-- WHAT YOU ARE ASKED TO DO --
Count every line that has the word "JSON". Give the number, without anything more.

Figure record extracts

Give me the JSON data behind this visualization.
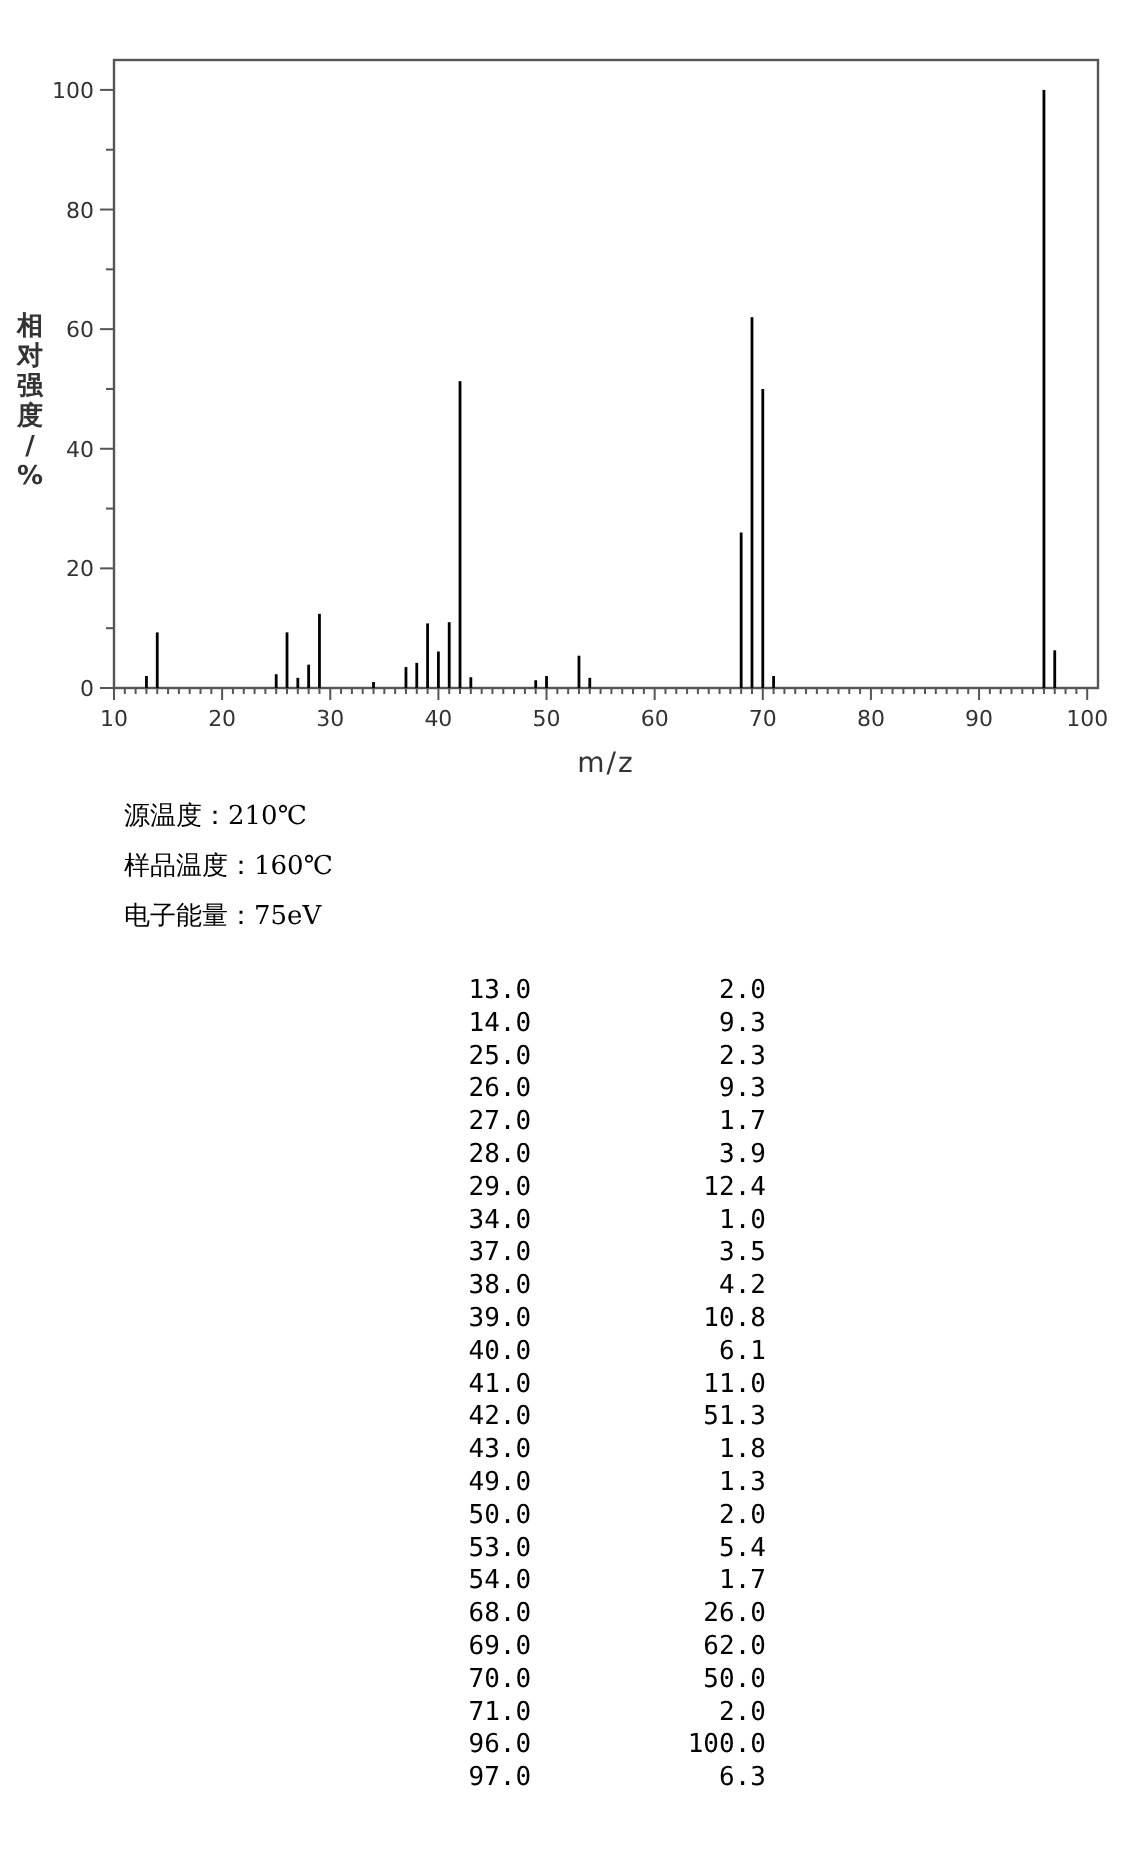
{
  "chart_data": {
    "type": "bar",
    "xlabel": "m/z",
    "ylabel": "相对强度/%",
    "x": [
      13,
      14,
      25,
      26,
      27,
      28,
      29,
      34,
      37,
      38,
      39,
      40,
      41,
      42,
      43,
      49,
      50,
      53,
      54,
      68,
      69,
      70,
      71,
      96,
      97
    ],
    "values": [
      2.0,
      9.3,
      2.3,
      9.3,
      1.7,
      3.9,
      12.4,
      1.0,
      3.5,
      4.2,
      10.8,
      6.1,
      11.0,
      51.3,
      1.8,
      1.3,
      2.0,
      5.4,
      1.7,
      26.0,
      62.0,
      50.0,
      2.0,
      100.0,
      6.3
    ],
    "color": "#000000",
    "xlim": [
      10,
      101
    ],
    "ylim": [
      0,
      105
    ],
    "xticks": [
      10,
      {
        "value": 11,
        "label": null
      },
      {
        "value": 12,
        "label": null
      },
      {
        "value": 13,
        "label": null
      },
      {
        "value": 14,
        "label": null
      },
      {
        "value": 15,
        "label": null
      },
      {
        "value": 16,
        "label": null
      },
      {
        "value": 17,
        "label": null
      },
      {
        "value": 18,
        "label": null
      },
      {
        "value": 19,
        "label": null
      },
      20,
      {
        "value": 21,
        "label": null
      },
      {
        "value": 22,
        "label": null
      },
      {
        "value": 23,
        "label": null
      },
      {
        "value": 24,
        "label": null
      },
      {
        "value": 25,
        "label": null
      },
      {
        "value": 26,
        "label": null
      },
      {
        "value": 27,
        "label": null
      },
      {
        "value": 28,
        "label": null
      },
      {
        "value": 29,
        "label": null
      },
      30,
      {
        "value": 31,
        "label": null
      },
      {
        "value": 32,
        "label": null
      },
      {
        "value": 33,
        "label": null
      },
      {
        "value": 34,
        "label": null
      },
      {
        "value": 35,
        "label": null
      },
      {
        "value": 36,
        "label": null
      },
      {
        "value": 37,
        "label": null
      },
      {
        "value": 38,
        "label": null
      },
      {
        "value": 39,
        "label": null
      },
      40,
      {
        "value": 41,
        "label": null
      },
      {
        "value": 42,
        "label": null
      },
      {
        "value": 43,
        "label": null
      },
      {
        "value": 44,
        "label": null
      },
      {
        "value": 45,
        "label": null
      },
      {
        "value": 46,
        "label": null
      },
      {
        "value": 47,
        "label": null
      },
      {
        "value": 48,
        "label": null
      },
      {
        "value": 49,
        "label": null
      },
      50,
      {
        "value": 51,
        "label": null
      },
      {
        "value": 52,
        "label": null
      },
      {
        "value": 53,
        "label": null
      },
      {
        "value": 54,
        "label": null
      },
      {
        "value": 55,
        "label": null
      },
      {
        "value": 56,
        "label": null
      },
      {
        "value": 57,
        "label": null
      },
      {
        "value": 58,
        "label": null
      },
      {
        "value": 59,
        "label": null
      },
      60,
      {
        "value": 61,
        "label": null
      },
      {
        "value": 62,
        "label": null
      },
      {
        "value": 63,
        "label": null
      },
      {
        "value": 64,
        "label": null
      },
      {
        "value": 65,
        "label": null
      },
      {
        "value": 66,
        "label": null
      },
      {
        "value": 67,
        "label": null
      },
      {
        "value": 68,
        "label": null
      },
      {
        "value": 69,
        "label": null
      },
      70,
      {
        "value": 71,
        "label": null
      },
      {
        "value": 72,
        "label": null
      },
      {
        "value": 73,
        "label": null
      },
      {
        "value": 74,
        "label": null
      },
      {
        "value": 75,
        "label": null
      },
      {
        "value": 76,
        "label": null
      },
      {
        "value": 77,
        "label": null
      },
      {
        "value": 78,
        "label": null
      },
      {
        "value": 79,
        "label": null
      },
      80,
      {
        "value": 81,
        "label": null
      },
      {
        "value": 82,
        "label": null
      },
      {
        "value": 83,
        "label": null
      },
      {
        "value": 84,
        "label": null
      },
      {
        "value": 85,
        "label": null
      },
      {
        "value": 86,
        "label": null
      },
      {
        "value": 87,
        "label": null
      },
      {
        "value": 88,
        "label": null
      },
      {
        "value": 89,
        "label": null
      },
      90,
      {
        "value": 91,
        "label": null
      },
      {
        "value": 92,
        "label": null
      },
      {
        "value": 93,
        "label": null
      },
      {
        "value": 94,
        "label": null
      },
      {
        "value": 95,
        "label": null
      },
      {
        "value": 96,
        "label": null
      },
      {
        "value": 97,
        "label": null
      },
      {
        "value": 98,
        "label": null
      },
      {
        "value": 99,
        "label": null
      },
      100
    ],
    "yticks": [
      0,
      {
        "value": 10,
        "label": null
      },
      20,
      {
        "value": 30,
        "label": null
      },
      40,
      {
        "value": 50,
        "label": null
      },
      60,
      {
        "value": 70,
        "label": null
      },
      80,
      {
        "value": 90,
        "label": null
      },
      100
    ],
    "annotations": [
      "源温度：210℃",
      "样品温度：160℃",
      "电子能量：75eV",
      "13.0            2.0",
      "14.0            9.3",
      "25.0            2.3",
      "26.0            9.3",
      "27.0            1.7",
      "28.0            3.9",
      "29.0           12.4",
      "34.0            1.0",
      "37.0            3.5",
      "38.0            4.2",
      "39.0           10.8",
      "40.0            6.1",
      "41.0           11.0",
      "42.0           51.3",
      "43.0            1.8",
      "49.0            1.3",
      "50.0            2.0",
      "53.0            5.4",
      "54.0            1.7",
      "68.0           26.0",
      "69.0           62.0",
      "70.0           50.0",
      "71.0            2.0",
      "96.0          100.0",
      "97.0            6.3"
    ]
  }
}
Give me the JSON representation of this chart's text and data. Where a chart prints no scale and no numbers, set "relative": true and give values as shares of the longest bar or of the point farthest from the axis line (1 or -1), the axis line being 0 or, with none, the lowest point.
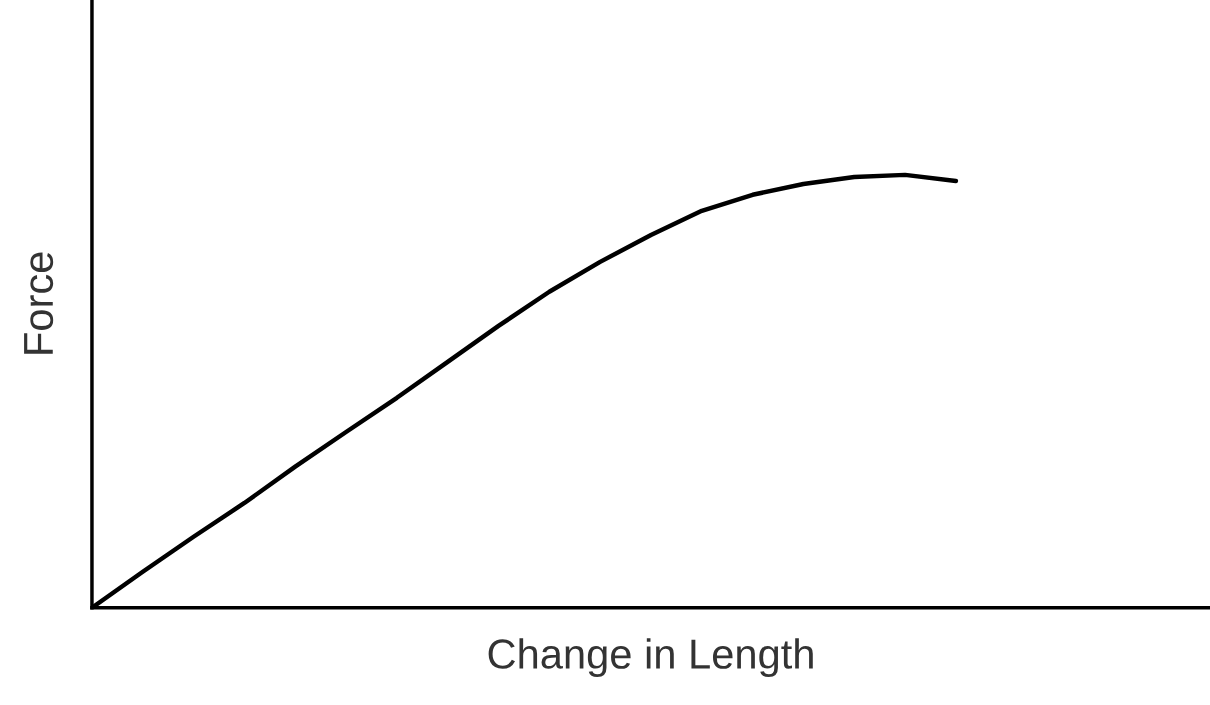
{
  "chart_data": {
    "type": "line",
    "relative": true,
    "xlabel": "Change in Length",
    "ylabel": "Force",
    "categories": [
      null,
      null,
      null,
      null,
      null,
      null,
      null,
      null,
      null,
      null,
      null,
      null,
      null,
      null,
      null,
      null,
      null,
      null,
      null,
      null,
      null,
      null,
      null
    ],
    "series": [
      {
        "color": "#000000",
        "values": [
          0,
          0.083,
          0.164,
          0.242,
          0.326,
          0.406,
          0.485,
          0.568,
          0.651,
          0.73,
          0.799,
          0.861,
          0.917,
          0.954,
          0.979,
          0.995,
          1,
          0.986,
          null,
          null,
          null,
          null,
          null
        ]
      }
    ],
    "marker": "none",
    "line_style": "solid",
    "legend": false,
    "tick_labels": false
  }
}
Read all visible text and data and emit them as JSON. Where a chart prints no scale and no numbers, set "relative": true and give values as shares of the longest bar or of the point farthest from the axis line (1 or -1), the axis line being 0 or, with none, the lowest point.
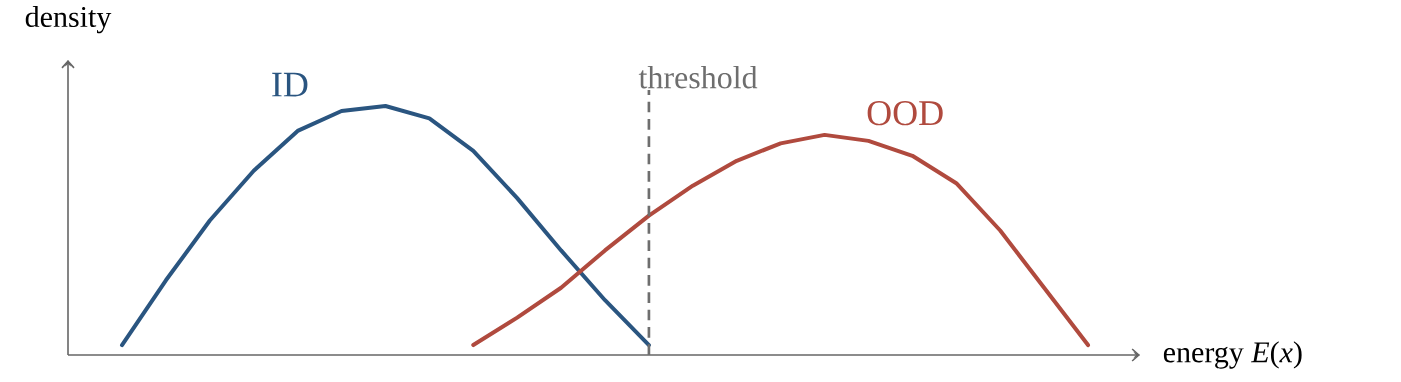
{
  "chart_data": {
    "type": "line",
    "relative": true,
    "xlabel": "energy *E*(*x*)",
    "ylabel": "density",
    "categories": [
      null,
      null,
      null,
      null,
      null,
      null,
      null,
      null,
      null,
      null,
      null,
      null,
      null,
      null,
      null,
      null,
      null,
      null,
      null,
      null,
      null,
      null,
      null
    ],
    "series": [
      {
        "name": "ID",
        "color": "#2a5580",
        "values": [
          0.04,
          0.3,
          0.54,
          0.74,
          0.9,
          0.98,
          1.0,
          0.95,
          0.82,
          0.63,
          0.42,
          0.22,
          0.04,
          null,
          null,
          null,
          null,
          null,
          null,
          null,
          null,
          null,
          null
        ]
      },
      {
        "name": "OOD",
        "color": "#b04a3e",
        "values": [
          null,
          null,
          null,
          null,
          null,
          null,
          null,
          null,
          0.04,
          0.15,
          0.27,
          0.42,
          0.56,
          0.68,
          0.78,
          0.85,
          0.884,
          0.86,
          0.8,
          0.69,
          0.5,
          0.27,
          0.04
        ]
      }
    ],
    "annotations": [
      "threshold"
    ]
  }
}
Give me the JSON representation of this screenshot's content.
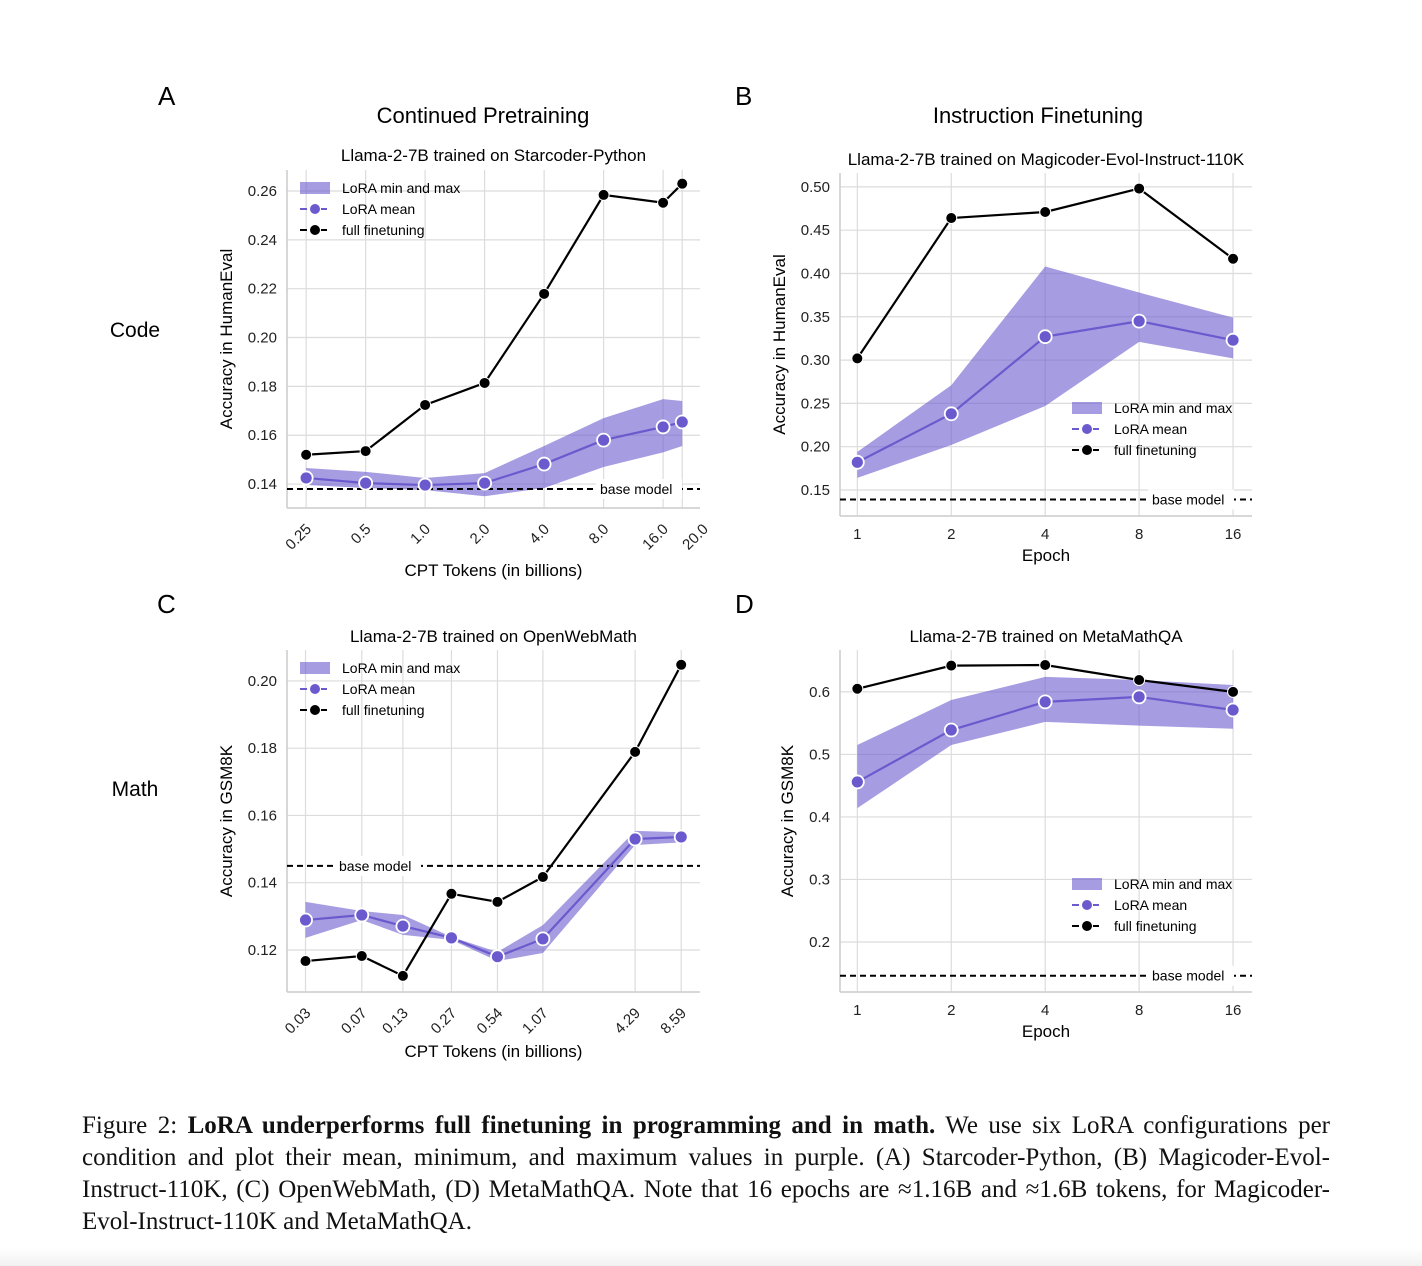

-- EXERCISE RESULT --
4